▶ **Directive**
How would this sentence from the thread on git history and CHANGES.txt read in Spanish: "In Hadoop, we do feature development either in trunk or in a feature branch."?

▶ **Passage to read**
**********

Hmm.  I'm not sure why something in the history would not be
"relevant"-- do you mean that the code was removed during the merge?
While that happens sometimes, it doesn't seem that common.

In any case, we have this same problem with CHANGES.txt, JIRA, and
every other issue tracking system we use.  Just because an issue was
relevant to Hadoop 0.23 doesn't mean it's still relevant to Hadoop
2.6.  We have a "fix version" but not a "this stopped being relevant
at version."

I'm not really sure what you mean by "a merge-forward model" either.
It sounds suspiciously like something that was designed around a
subversion workflow.  If a change isn't relevant to a branch, why
would you merge it into that branch?  In Hadoop, we do feature
development either in trunk or in a feature branch.  When it's done we
merge it into the release branches that it's relevant to.

I suppose some changes from some feature branches are sometimes
overwritten by the existing code during a merge.  But even if they
are, we still pull them into CHANGES.txt.  So again-- same behavior as
git log.  And in practice it doesn't seem to be a problem.

best,
Colin

On Wed, Mar 18, 2015 at 1:20 PM, Sean Busbey <bus...@cloudera.com> wrote:
> On the matter of handling merges in the history, this comes up over in
> Apache Accumulo where development follows a merge-forward model (commits go
> oldest first and merge into newer branches). This means that every commit
> on an older-but-still-active development branch eventually ends up merged
> into the history of newer branches even when the issue was only relevant to
> the older branch. The easiest problem with relying on just the git history
> for changes then is that there's no way to programmatically know which of
> the commits that show up in the log for a given release tag are relevant to
> that release and which ones were only relevant to the older development
> line.
>
> -Sean
>
> On Wed, Mar 18, 2015 at 2:59 PM, Colin P. McCabe <cmcc...@apache.org> wrote:
>
>> Alan, can you forward those private conversations (or some excerpt
>> thereof) to the list to explain the problem that you see?
>>
>> I have been using "git log" to track change history for years and
>> never had a problem.  In fact, we don't even maintain CHANGES.txt in
>> Cloudera's distribution including Hadoop.  It causes too many spurious
>> conflicts during cherry picks so we just discard the CHANGES.txt part
>> of the change when backporting things to our branches.  When you are
>> backporting hundreds of patches, and each one has a conflict on
>> CHANGES.txt (and generally, ALL of them do), it's just not worth it to
>> hand-resolve those conflicts.
>>
>> I also wrote a script to compare which JIRAs were in which branches by
>> doing a delta of the git commits.  It works pretty well.  You can even
>> visualize merges in git if you want, with tools like gitk (or even
>> plain old git log with the right options)

**********

▶ **Information supplied**
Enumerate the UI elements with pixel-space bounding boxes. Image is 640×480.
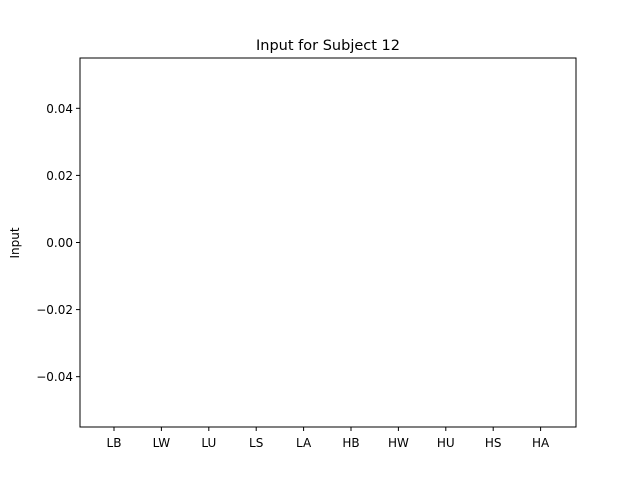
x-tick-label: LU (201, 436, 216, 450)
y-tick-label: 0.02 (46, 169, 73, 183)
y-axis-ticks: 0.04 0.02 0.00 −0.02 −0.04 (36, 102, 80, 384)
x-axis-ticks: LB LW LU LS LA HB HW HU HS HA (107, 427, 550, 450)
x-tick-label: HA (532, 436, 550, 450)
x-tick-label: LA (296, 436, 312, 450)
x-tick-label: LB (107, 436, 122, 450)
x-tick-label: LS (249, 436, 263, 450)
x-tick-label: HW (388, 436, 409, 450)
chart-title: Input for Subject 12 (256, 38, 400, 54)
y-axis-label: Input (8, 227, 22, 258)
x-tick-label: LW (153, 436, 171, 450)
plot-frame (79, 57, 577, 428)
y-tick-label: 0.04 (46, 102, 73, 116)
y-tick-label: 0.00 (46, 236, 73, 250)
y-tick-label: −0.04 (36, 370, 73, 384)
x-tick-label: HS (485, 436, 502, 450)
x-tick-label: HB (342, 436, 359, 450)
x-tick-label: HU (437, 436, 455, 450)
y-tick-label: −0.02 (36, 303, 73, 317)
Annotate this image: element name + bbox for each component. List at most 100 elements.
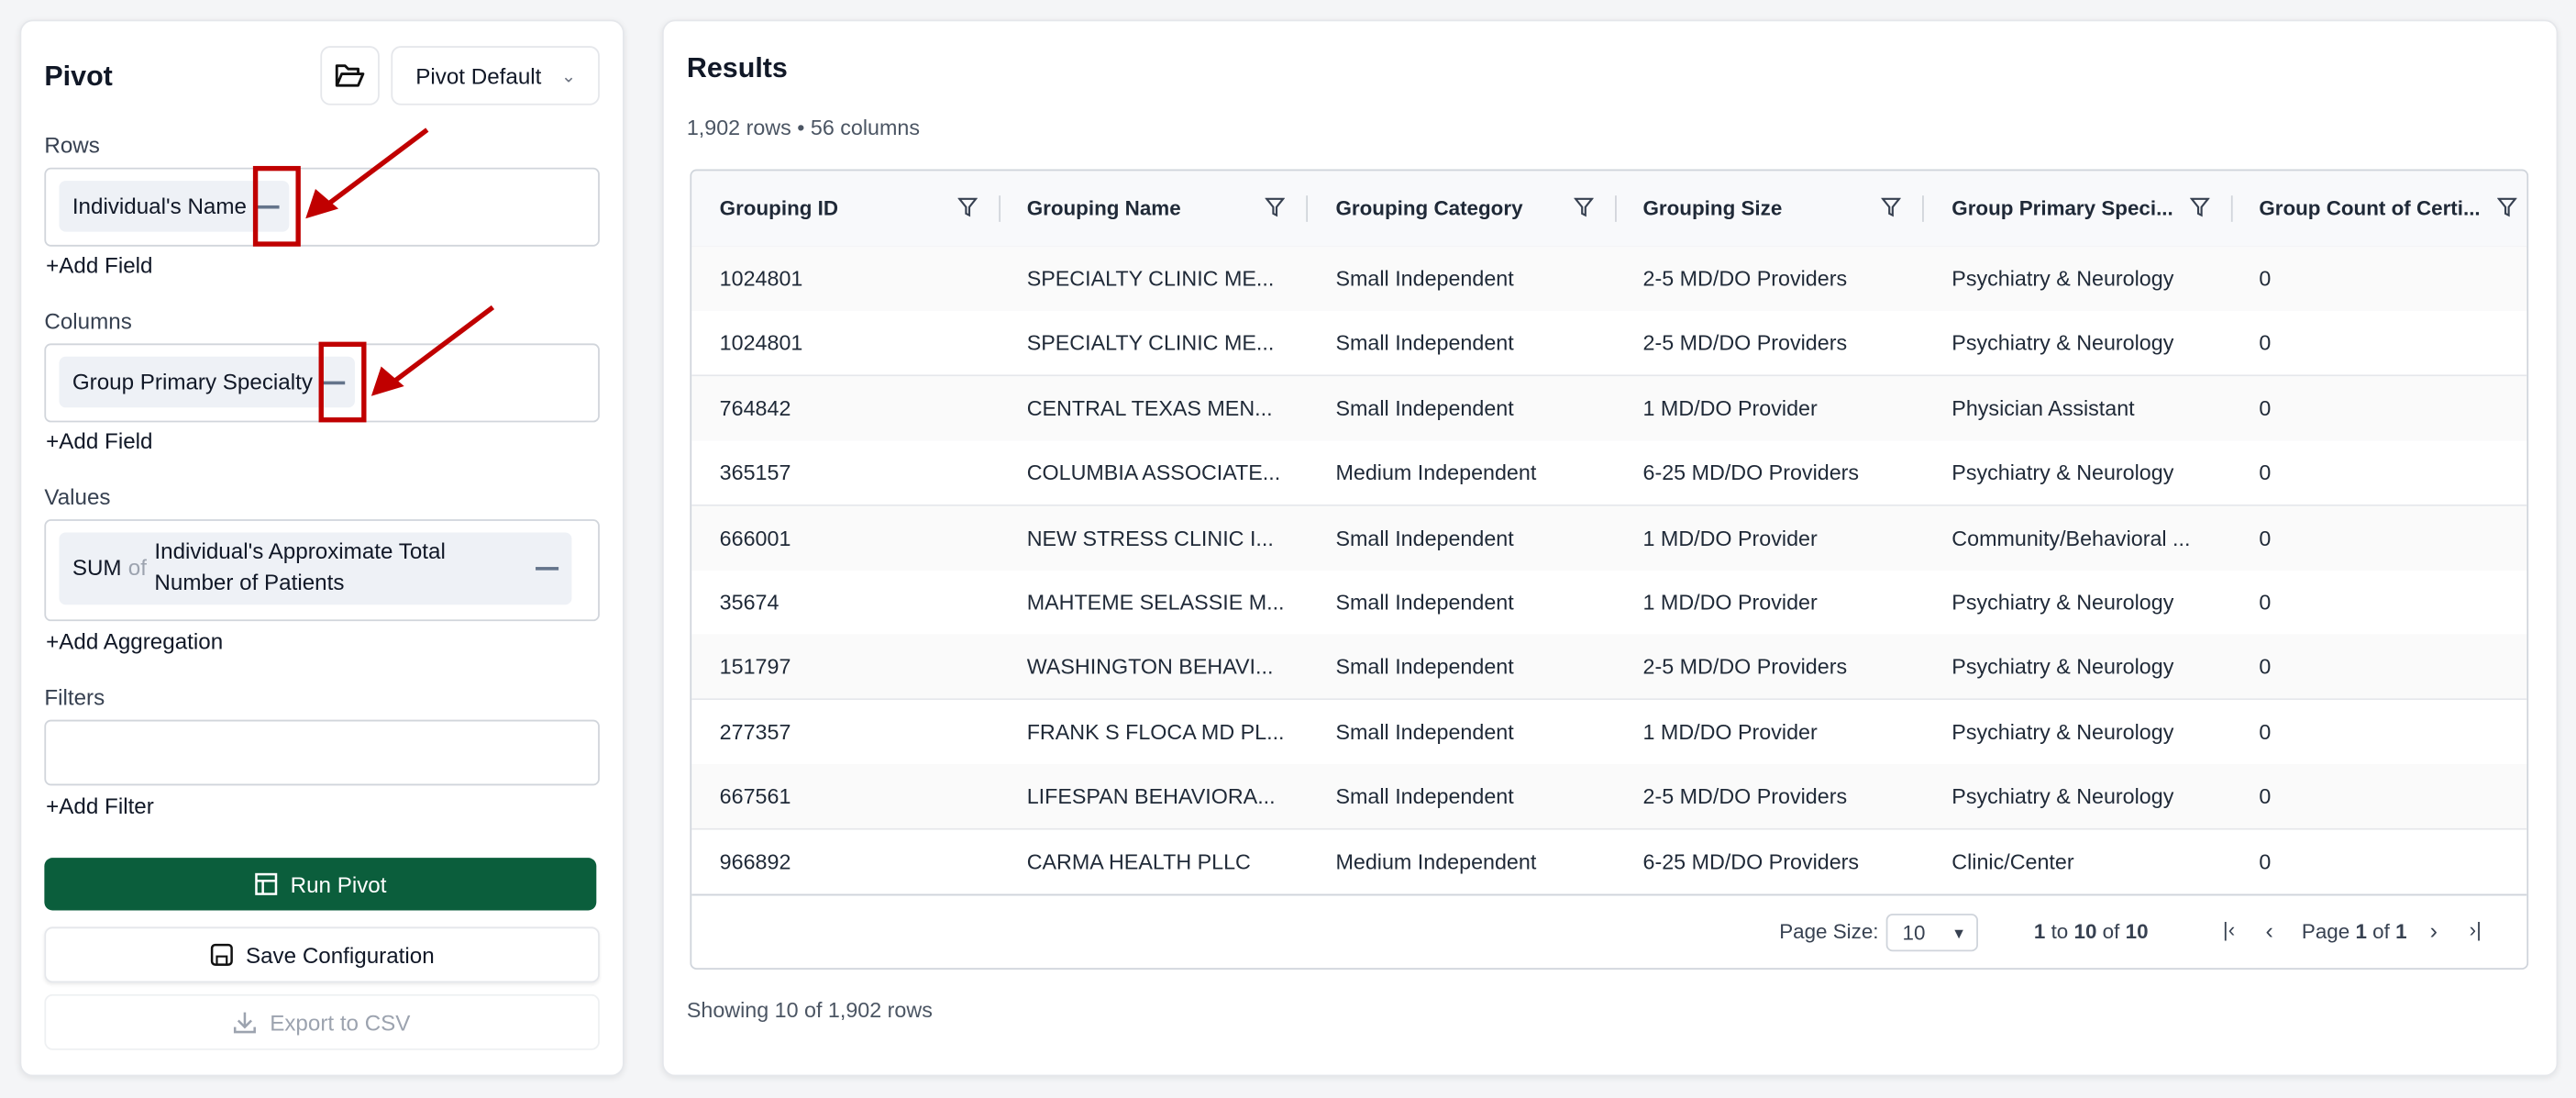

**********

▶ **Exercise response**
En Hadoop, desarrollamos las funcionalidades ya sea en trunk o en una rama de funcionalidad.